**Exercise task**
Copy every record word for word.

===== Data for this task

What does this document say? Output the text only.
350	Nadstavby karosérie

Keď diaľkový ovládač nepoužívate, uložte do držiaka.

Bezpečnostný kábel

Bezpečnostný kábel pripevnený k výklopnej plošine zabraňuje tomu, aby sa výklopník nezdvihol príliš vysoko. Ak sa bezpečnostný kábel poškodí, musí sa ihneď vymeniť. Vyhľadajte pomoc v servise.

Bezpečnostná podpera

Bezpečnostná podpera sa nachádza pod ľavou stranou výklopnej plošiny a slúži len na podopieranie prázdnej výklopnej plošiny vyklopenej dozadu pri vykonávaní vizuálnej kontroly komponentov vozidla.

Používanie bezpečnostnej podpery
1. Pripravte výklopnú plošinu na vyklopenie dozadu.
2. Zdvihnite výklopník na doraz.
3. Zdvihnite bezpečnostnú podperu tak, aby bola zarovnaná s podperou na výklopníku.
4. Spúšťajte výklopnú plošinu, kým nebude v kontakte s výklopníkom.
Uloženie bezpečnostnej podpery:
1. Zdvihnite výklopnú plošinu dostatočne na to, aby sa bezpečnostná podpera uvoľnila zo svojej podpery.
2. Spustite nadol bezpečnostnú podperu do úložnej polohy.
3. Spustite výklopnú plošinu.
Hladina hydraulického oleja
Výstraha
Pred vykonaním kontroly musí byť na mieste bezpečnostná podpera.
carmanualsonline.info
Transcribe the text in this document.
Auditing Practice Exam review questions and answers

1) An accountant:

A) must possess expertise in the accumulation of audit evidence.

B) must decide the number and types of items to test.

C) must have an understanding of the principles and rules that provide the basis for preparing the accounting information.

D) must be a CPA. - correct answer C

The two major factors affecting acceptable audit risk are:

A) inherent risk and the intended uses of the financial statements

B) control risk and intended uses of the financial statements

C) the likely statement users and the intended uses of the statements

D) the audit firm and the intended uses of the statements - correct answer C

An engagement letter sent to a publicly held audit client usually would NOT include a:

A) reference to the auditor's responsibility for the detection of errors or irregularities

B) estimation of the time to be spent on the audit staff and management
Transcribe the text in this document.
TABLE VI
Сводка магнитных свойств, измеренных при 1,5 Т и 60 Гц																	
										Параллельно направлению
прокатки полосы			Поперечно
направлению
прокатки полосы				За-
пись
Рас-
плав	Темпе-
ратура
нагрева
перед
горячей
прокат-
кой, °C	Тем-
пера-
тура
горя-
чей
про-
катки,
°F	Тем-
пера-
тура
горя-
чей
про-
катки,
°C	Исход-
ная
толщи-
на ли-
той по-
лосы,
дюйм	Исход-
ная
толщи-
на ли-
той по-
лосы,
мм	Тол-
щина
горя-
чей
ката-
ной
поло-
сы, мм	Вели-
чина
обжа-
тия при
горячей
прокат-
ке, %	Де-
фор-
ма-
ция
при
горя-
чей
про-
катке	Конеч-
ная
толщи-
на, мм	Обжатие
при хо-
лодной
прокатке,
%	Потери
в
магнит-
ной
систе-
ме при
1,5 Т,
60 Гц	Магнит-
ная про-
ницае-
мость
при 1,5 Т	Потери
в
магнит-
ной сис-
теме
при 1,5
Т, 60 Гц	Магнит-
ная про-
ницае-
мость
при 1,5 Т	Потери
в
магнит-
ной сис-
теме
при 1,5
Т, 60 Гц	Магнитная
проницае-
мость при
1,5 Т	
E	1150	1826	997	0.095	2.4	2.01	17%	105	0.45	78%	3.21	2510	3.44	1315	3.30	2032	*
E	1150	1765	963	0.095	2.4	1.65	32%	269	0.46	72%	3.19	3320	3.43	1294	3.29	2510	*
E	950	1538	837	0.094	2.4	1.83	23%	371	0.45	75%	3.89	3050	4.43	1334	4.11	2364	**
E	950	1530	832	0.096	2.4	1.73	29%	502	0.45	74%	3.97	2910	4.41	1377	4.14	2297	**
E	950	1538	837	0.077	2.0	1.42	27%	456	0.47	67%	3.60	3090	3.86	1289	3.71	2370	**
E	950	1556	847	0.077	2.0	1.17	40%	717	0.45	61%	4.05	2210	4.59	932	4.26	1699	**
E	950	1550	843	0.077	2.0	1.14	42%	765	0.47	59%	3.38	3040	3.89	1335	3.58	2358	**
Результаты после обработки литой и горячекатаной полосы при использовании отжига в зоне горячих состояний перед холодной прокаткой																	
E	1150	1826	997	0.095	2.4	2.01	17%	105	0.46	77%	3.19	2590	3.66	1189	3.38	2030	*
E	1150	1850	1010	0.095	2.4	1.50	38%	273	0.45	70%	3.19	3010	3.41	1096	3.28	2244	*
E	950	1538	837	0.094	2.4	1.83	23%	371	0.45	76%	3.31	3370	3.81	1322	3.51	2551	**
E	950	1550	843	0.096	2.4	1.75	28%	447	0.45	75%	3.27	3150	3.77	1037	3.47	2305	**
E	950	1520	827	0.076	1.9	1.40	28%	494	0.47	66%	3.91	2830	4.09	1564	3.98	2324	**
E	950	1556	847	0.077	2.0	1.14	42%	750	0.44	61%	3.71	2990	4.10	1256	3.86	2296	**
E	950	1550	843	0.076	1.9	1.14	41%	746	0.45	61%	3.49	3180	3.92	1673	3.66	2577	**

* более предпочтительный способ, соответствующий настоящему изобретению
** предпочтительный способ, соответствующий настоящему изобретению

==========

**Answer**
What does this document say? Output the text only.
350	Nadstavby karosérie

Keď diaľkový ovládač nepoužívate, uložte do držiaka.

Bezpečnostný kábel

Bezpečnostný kábel pripevnený k výklopnej plošine zabraňuje tomu, aby sa výklopník nezdvihol príliš vysoko. Ak sa bezpečnostný kábel poškodí, musí sa ihneď vymeniť. Vyhľadajte pomoc v servise.

Bezpečnostná podpera

Bezpečnostná podpera sa nachádza pod ľavou stranou výklopnej plošiny a slúži len na podopieranie prázdnej výklopnej plošiny vyklopenej dozadu pri vykonávaní vizuálnej kontroly komponentov vozidla.

Používanie bezpečnostnej podpery
1. Pripravte výklopnú plošinu na vyklopenie dozadu.
2. Zdvihnite výklopník na doraz.
3. Zdvihnite bezpečnostnú podperu tak, aby bola zarovnaná s podperou na výklopníku.
4. Spúšťajte výklopnú plošinu, kým nebude v kontakte s výklopníkom.
Uloženie bezpečnostnej podpery:
1. Zdvihnite výklopnú plošinu dostatočne na to, aby sa bezpečnostná podpera uvoľnila zo svojej podpery.
2. Spustite nadol bezpečnostnú podperu do úložnej polohy.
3. Spustite výklopnú plošinu.
Hladina hydraulického oleja
Výstraha
Pred vykonaním kontroly musí byť na mieste bezpečnostná podpera.
carmanualsonline.info
Transcribe the text in this document.
Auditing Practice Exam review questions and answers

1) An accountant:

A) must possess expertise in the accumulation of audit evidence.

B) must decide the number and types of items to test.

C) must have an understanding of the principles and rules that provide the basis for preparing the accounting information.

D) must be a CPA. - correct answer C

The two major factors affecting acceptable audit risk are:

A) inherent risk and the intended uses of the financial statements

B) control risk and intended uses of the financial statements

C) the likely statement users and the intended uses of the statements

D) the audit firm and the intended uses of the statements - correct answer C

An engagement letter sent to a publicly held audit client usually would NOT include a:

A) reference to the auditor's responsibility for the detection of errors or irregularities

B) estimation of the time to be spent on the audit staff and management
Transcribe the text in this document.
TABLE VI
Сводка магнитных свойств, измеренных при 1,5 Т и 60 Гц																	
										Параллельно направлению
прокатки полосы			Поперечно
направлению
прокатки полосы				За-
пись
Рас-
плав	Темпе-
ратура
нагрева
перед
горячей
прокат-
кой, °C	Тем-
пера-
тура
горя-
чей
про-
катки,
°F	Тем-
пера-
тура
горя-
чей
про-
катки,
°C	Исход-
ная
толщи-
на ли-
той по-
лосы,
дюйм	Исход-
ная
толщи-
на ли-
той по-
лосы,
мм	Тол-
щина
горя-
чей
ката-
ной
поло-
сы, мм	Вели-
чина
обжа-
тия при
горячей
прокат-
ке, %	Де-
фор-
ма-
ция
при
горя-
чей
про-
катке	Конеч-
ная
толщи-
на, мм	Обжатие
при хо-
лодной
прокатке,
%	Потери
в
магнит-
ной
систе-
ме при
1,5 Т,
60 Гц	Магнит-
ная про-
ницае-
мость
при 1,5 Т	Потери
в
магнит-
ной сис-
теме
при 1,5
Т, 60 Гц	Магнит-
ная про-
ницае-
мость
при 1,5 Т	Потери
в
магнит-
ной сис-
теме
при 1,5
Т, 60 Гц	Магнитная
проницае-
мость при
1,5 Т	
E	1150	1826	997	0.095	2.4	2.01	17%	105	0.45	78%	3.21	2510	3.44	1315	3.30	2032	*
E	1150	1765	963	0.095	2.4	1.65	32%	269	0.46	72%	3.19	3320	3.43	1294	3.29	2510	*
E	950	1538	837	0.094	2.4	1.83	23%	371	0.45	75%	3.89	3050	4.43	1334	4.11	2364	**
E	950	1530	832	0.096	2.4	1.73	29%	502	0.45	74%	3.97	2910	4.41	1377	4.14	2297	**
E	950	1538	837	0.077	2.0	1.42	27%	456	0.47	67%	3.60	3090	3.86	1289	3.71	2370	**
E	950	1556	847	0.077	2.0	1.17	40%	717	0.45	61%	4.05	2210	4.59	932	4.26	1699	**
E	950	1550	843	0.077	2.0	1.14	42%	765	0.47	59%	3.38	3040	3.89	1335	3.58	2358	**
Результаты после обработки литой и горячекатаной полосы при использовании отжига в зоне горячих состояний перед холодной прокаткой																	
E	1150	1826	997	0.095	2.4	2.01	17%	105	0.46	77%	3.19	2590	3.66	1189	3.38	2030	*
E	1150	1850	1010	0.095	2.4	1.50	38%	273	0.45	70%	3.19	3010	3.41	1096	3.28	2244	*
E	950	1538	837	0.094	2.4	1.83	23%	371	0.45	76%	3.31	3370	3.81	1322	3.51	2551	**
E	950	1550	843	0.096	2.4	1.75	28%	447	0.45	75%	3.27	3150	3.77	1037	3.47	2305	**
E	950	1520	827	0.076	1.9	1.40	28%	494	0.47	66%	3.91	2830	4.09	1564	3.98	2324	**
E	950	1556	847	0.077	2.0	1.14	42%	750	0.44	61%	3.71	2990	4.10	1256	3.86	2296	**
E	950	1550	843	0.076	1.9	1.14	41%	746	0.45	61%	3.49	3180	3.92	1673	3.66	2577	**

* более предпочтительный способ, соответствующий настоящему изобретению
** предпочтительный способ, соответствующий настоящему изобретению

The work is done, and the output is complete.